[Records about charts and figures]

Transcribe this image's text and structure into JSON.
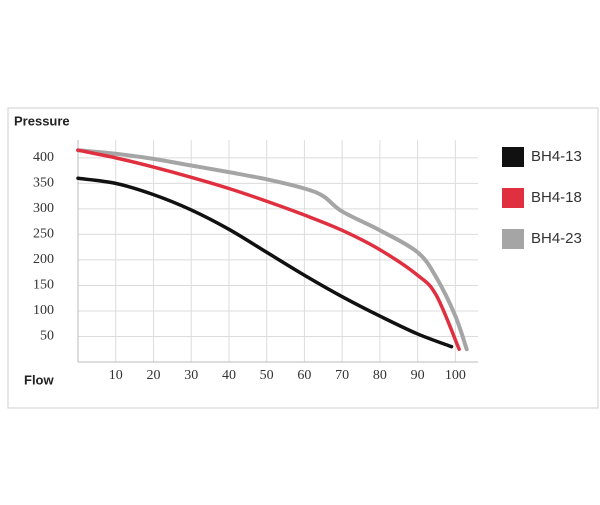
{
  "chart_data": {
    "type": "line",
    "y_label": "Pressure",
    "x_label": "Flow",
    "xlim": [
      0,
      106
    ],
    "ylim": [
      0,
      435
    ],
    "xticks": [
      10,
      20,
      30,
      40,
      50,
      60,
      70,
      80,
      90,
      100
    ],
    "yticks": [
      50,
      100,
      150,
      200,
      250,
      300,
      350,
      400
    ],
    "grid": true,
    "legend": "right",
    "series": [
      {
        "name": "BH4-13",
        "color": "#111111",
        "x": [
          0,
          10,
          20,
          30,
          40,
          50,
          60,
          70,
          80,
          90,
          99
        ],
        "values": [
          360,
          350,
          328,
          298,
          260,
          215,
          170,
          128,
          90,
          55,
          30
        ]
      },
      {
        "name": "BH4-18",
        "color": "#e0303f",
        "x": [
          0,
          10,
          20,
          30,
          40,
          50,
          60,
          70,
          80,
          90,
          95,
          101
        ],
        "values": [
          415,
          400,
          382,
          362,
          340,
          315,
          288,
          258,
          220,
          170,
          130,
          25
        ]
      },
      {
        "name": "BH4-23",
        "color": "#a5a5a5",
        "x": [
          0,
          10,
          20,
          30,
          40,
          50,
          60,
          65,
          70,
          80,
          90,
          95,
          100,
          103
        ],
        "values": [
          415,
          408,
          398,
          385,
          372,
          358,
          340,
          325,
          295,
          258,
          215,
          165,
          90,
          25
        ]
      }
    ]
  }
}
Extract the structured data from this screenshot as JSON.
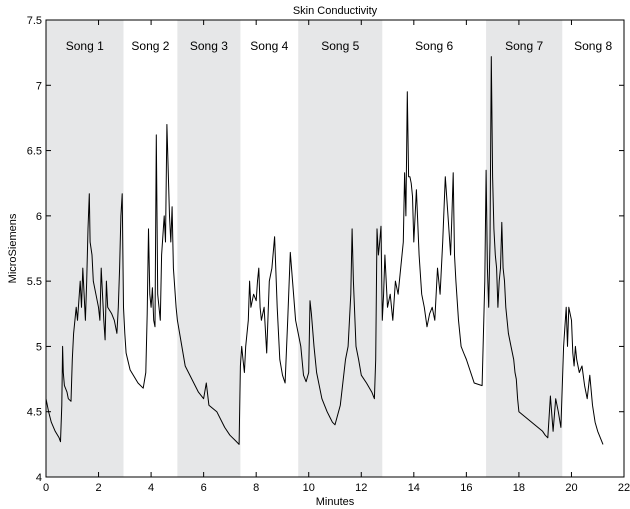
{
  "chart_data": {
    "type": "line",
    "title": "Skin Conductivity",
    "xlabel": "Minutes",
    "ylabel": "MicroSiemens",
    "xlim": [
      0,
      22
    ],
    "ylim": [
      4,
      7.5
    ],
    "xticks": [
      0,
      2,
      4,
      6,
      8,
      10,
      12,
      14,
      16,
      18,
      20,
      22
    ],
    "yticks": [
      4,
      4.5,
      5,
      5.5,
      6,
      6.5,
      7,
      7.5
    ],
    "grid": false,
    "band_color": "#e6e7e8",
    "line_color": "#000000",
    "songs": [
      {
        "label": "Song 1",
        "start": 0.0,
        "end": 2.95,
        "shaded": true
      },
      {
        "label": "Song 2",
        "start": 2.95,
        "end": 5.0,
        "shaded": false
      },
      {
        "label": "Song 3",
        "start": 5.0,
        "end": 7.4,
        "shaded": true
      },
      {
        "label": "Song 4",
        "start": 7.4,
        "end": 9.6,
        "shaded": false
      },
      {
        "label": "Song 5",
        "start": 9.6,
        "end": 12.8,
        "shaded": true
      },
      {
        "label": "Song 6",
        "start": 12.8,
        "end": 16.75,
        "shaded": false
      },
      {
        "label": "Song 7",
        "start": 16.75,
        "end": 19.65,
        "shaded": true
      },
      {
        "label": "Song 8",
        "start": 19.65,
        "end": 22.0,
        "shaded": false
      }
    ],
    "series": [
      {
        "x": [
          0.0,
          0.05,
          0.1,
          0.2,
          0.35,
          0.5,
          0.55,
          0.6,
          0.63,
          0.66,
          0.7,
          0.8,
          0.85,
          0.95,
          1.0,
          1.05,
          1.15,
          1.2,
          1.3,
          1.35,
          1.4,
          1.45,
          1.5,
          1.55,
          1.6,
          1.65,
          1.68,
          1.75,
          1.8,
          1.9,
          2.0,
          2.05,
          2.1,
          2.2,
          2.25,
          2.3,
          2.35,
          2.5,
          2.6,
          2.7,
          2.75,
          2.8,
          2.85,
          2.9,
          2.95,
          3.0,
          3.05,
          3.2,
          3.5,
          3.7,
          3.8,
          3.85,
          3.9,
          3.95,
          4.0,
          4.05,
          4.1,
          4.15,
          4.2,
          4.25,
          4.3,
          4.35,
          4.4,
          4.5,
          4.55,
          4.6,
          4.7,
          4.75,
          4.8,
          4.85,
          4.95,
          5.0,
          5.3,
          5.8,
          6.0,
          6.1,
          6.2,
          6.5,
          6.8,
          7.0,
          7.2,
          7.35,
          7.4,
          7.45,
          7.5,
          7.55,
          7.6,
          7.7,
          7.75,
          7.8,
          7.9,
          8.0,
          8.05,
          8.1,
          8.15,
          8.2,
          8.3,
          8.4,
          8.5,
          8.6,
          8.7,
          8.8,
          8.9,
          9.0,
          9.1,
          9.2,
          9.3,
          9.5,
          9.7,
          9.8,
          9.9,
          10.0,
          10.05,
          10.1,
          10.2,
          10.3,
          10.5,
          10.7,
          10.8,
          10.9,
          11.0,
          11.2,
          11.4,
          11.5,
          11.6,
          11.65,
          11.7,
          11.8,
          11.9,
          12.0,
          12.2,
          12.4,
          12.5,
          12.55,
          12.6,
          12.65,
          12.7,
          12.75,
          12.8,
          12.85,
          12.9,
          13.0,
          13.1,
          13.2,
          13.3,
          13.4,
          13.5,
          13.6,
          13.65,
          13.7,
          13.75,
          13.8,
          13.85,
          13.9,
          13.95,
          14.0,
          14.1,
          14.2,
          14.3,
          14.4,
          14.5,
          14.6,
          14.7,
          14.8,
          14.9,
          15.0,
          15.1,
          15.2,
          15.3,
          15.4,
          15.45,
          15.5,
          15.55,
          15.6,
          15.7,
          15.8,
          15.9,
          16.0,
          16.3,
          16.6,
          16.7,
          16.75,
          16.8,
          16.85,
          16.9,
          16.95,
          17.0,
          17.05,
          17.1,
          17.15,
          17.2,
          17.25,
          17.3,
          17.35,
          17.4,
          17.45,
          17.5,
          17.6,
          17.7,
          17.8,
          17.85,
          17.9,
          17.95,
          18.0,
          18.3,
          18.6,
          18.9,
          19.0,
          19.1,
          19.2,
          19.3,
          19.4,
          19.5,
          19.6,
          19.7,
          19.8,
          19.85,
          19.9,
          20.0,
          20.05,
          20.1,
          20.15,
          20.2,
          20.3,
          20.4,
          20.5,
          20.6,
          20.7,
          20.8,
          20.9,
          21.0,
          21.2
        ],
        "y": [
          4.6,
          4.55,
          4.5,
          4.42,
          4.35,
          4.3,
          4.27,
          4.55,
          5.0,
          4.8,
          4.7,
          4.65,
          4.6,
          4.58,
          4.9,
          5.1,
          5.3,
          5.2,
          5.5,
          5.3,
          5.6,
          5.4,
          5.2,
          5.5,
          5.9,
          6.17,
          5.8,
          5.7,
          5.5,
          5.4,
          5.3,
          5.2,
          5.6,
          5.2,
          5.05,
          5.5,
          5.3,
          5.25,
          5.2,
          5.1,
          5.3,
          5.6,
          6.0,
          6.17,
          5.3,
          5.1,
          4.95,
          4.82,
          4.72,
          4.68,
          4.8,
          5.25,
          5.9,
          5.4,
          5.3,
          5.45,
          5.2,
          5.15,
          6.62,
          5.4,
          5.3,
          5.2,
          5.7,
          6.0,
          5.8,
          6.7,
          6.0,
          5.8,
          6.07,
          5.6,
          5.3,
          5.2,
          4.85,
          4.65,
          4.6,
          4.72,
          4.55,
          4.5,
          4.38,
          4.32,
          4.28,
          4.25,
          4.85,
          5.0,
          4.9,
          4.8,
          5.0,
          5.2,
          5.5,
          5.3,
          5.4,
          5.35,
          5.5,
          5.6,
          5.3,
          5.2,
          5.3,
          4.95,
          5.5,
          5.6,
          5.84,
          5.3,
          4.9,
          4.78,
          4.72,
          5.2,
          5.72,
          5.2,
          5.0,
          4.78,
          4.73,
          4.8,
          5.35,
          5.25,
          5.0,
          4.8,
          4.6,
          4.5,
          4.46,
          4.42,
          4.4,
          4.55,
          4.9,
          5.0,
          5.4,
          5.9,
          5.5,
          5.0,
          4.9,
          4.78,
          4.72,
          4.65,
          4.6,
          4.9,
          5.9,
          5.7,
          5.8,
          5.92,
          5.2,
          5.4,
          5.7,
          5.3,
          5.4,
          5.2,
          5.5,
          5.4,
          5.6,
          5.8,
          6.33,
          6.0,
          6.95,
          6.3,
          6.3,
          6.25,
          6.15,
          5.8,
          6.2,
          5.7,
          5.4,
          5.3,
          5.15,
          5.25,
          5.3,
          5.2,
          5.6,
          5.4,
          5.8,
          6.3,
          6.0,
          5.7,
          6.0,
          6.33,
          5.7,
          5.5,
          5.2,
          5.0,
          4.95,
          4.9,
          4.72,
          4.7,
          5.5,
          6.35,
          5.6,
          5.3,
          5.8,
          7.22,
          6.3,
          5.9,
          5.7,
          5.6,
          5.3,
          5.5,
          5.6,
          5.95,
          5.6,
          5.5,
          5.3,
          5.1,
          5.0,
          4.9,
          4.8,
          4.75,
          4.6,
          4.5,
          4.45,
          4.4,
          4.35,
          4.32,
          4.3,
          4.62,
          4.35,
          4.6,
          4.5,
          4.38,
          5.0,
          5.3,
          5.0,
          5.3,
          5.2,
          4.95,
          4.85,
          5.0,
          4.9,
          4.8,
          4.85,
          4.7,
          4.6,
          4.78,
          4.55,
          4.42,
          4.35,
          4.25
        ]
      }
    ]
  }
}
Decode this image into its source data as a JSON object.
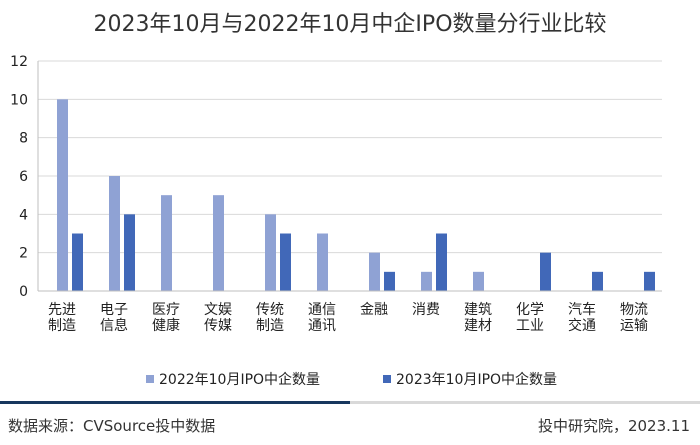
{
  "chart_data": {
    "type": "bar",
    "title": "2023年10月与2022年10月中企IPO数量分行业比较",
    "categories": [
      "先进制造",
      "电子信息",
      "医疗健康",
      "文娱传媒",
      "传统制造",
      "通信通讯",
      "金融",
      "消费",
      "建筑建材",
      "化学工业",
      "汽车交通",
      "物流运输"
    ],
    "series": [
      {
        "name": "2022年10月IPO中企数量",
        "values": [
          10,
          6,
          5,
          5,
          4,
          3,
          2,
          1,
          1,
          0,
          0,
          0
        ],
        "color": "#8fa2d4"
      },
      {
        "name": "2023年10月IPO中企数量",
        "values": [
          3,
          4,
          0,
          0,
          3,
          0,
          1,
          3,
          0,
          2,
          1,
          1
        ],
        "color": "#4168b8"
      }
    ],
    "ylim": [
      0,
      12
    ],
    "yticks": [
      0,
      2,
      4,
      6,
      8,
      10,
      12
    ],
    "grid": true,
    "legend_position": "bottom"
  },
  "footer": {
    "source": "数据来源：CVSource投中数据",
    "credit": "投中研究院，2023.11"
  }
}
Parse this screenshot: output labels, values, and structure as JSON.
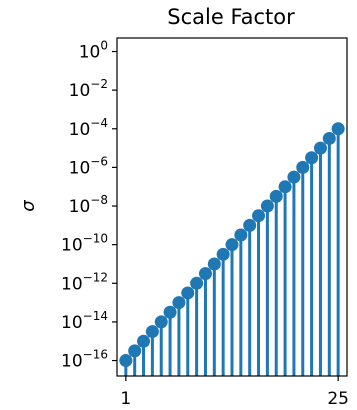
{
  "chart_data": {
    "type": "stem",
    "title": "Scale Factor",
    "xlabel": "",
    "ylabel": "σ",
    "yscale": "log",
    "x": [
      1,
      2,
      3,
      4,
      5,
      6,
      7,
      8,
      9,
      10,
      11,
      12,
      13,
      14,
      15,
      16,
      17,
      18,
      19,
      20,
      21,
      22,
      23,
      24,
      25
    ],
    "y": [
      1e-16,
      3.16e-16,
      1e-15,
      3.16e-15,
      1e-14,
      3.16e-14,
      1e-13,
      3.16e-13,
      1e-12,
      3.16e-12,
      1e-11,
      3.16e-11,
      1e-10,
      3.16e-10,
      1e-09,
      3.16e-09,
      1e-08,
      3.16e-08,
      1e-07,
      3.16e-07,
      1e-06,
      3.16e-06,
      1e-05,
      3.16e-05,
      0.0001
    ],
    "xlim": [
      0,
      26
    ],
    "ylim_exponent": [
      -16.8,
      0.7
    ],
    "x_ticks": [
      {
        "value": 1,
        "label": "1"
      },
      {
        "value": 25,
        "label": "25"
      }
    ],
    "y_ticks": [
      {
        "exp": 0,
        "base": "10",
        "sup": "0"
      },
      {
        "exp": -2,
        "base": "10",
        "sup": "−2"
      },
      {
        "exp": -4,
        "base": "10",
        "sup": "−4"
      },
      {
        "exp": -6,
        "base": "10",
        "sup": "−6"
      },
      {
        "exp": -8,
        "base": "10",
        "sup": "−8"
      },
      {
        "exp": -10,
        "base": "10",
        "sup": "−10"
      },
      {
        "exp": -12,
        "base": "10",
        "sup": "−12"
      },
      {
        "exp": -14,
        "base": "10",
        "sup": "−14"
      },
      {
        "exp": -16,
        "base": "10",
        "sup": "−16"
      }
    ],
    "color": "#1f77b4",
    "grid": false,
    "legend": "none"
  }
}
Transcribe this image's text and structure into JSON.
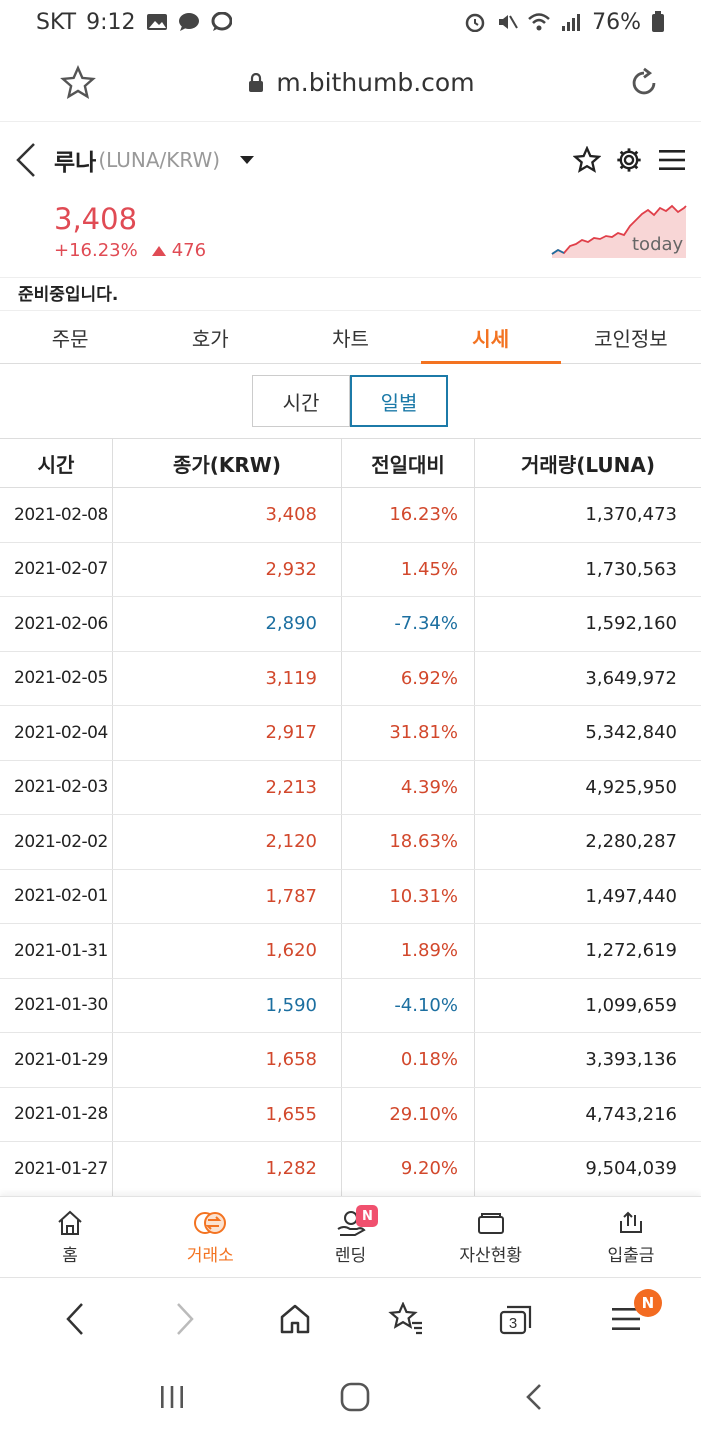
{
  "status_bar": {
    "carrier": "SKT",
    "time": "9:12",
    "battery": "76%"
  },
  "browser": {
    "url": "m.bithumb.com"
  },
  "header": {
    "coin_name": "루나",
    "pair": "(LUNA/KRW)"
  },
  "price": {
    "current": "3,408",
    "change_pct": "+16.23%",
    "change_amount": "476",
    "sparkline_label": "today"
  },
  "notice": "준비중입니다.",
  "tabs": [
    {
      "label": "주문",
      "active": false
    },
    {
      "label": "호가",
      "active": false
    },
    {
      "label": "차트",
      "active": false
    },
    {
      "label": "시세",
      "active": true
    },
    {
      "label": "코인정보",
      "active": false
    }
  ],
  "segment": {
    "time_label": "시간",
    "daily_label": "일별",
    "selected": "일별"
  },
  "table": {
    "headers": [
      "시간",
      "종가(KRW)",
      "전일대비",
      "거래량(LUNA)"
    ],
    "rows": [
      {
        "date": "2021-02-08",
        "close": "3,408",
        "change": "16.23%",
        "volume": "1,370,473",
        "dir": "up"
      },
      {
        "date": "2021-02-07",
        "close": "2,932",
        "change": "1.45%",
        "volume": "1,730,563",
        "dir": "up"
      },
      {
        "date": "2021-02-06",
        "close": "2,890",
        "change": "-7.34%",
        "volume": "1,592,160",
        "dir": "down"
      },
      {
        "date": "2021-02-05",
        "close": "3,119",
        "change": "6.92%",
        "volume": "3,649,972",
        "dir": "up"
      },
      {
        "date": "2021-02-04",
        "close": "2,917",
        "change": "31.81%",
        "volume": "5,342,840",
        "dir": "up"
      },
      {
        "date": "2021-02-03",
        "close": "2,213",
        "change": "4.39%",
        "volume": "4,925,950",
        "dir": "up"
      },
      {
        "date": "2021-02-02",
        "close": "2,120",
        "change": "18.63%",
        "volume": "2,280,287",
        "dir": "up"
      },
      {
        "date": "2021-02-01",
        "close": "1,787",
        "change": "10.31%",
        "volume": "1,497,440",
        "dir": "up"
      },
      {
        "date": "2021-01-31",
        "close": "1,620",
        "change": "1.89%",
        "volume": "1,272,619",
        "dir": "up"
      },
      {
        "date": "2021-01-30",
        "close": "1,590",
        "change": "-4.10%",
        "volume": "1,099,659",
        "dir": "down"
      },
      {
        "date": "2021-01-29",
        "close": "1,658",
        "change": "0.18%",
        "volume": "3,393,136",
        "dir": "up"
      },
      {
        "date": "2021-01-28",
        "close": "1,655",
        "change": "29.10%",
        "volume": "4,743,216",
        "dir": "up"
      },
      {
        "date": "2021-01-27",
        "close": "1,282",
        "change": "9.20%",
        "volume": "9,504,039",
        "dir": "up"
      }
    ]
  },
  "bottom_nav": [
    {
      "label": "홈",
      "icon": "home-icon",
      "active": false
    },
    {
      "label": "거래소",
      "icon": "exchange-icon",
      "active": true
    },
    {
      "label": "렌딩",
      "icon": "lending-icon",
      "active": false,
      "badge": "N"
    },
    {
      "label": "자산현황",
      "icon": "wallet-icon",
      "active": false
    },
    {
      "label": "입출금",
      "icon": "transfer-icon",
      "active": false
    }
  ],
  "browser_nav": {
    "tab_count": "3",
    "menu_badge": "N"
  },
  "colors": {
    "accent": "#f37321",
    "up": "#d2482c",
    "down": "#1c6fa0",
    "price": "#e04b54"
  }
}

Prompt -
Extract every line of the records above that contains the word "JSON".

Correct result -
Transcribe this image's text and structure into JSON.
Extract the structured data from this screenshot as JSON.
Decode this image into its source data as a JSON object.
Parse this screenshot: output labels, values, and structure as JSON.
Transcribe this image's text and structure into JSON.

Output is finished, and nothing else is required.